*TASK STATEMENT*.
Read the data and repeat all of it exactly.

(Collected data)
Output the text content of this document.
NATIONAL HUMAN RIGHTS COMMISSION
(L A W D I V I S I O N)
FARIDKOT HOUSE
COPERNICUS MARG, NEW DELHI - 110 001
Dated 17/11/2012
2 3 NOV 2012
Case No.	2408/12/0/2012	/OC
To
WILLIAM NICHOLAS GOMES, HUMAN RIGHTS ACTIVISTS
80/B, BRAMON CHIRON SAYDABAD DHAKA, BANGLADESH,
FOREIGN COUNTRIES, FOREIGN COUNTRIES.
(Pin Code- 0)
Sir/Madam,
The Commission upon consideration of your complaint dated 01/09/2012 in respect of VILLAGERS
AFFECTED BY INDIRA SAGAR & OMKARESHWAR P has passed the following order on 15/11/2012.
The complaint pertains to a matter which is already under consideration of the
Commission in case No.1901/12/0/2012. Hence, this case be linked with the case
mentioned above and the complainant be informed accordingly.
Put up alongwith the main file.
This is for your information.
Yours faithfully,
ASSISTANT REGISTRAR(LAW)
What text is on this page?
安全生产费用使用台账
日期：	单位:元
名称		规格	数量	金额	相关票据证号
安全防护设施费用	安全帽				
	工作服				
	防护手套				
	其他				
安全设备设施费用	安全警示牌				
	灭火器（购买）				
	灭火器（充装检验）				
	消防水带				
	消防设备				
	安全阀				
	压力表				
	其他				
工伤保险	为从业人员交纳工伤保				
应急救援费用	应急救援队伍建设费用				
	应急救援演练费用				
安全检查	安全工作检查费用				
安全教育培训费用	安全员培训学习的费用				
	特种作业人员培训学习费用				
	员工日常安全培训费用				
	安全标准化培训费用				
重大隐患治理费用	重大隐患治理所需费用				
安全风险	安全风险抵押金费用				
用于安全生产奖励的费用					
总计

*RESULT FOR THIS TASK*.
Output the text content of this document.
NATIONAL HUMAN RIGHTS COMMISSION
(L A W D I V I S I O N)
FARIDKOT HOUSE
COPERNICUS MARG, NEW DELHI - 110 001
Dated 17/11/2012
2 3 NOV 2012
Case No.	2408/12/0/2012	/OC
To
WILLIAM NICHOLAS GOMES, HUMAN RIGHTS ACTIVISTS
80/B, BRAMON CHIRON SAYDABAD DHAKA, BANGLADESH,
FOREIGN COUNTRIES, FOREIGN COUNTRIES.
(Pin Code- 0)
Sir/Madam,
The Commission upon consideration of your complaint dated 01/09/2012 in respect of VILLAGERS
AFFECTED BY INDIRA SAGAR & OMKARESHWAR P has passed the following order on 15/11/2012.
The complaint pertains to a matter which is already under consideration of the
Commission in case No.1901/12/0/2012. Hence, this case be linked with the case
mentioned above and the complainant be informed accordingly.
Put up alongwith the main file.
This is for your information.
Yours faithfully,
ASSISTANT REGISTRAR(LAW)
What text is on this page?
安全生产费用使用台账
日期：	单位:元
名称		规格	数量	金额	相关票据证号
安全防护设施费用	安全帽				
	工作服				
	防护手套				
	其他				
安全设备设施费用	安全警示牌				
	灭火器（购买）				
	灭火器（充装检验）				
	消防水带				
	消防设备				
	安全阀				
	压力表				
	其他				
工伤保险	为从业人员交纳工伤保				
应急救援费用	应急救援队伍建设费用				
	应急救援演练费用				
安全检查	安全工作检查费用				
安全教育培训费用	安全员培训学习的费用				
	特种作业人员培训学习费用				
	员工日常安全培训费用				
	安全标准化培训费用				
重大隐患治理费用	重大隐患治理所需费用				
安全风险	安全风险抵押金费用				
用于安全生产奖励的费用					
总计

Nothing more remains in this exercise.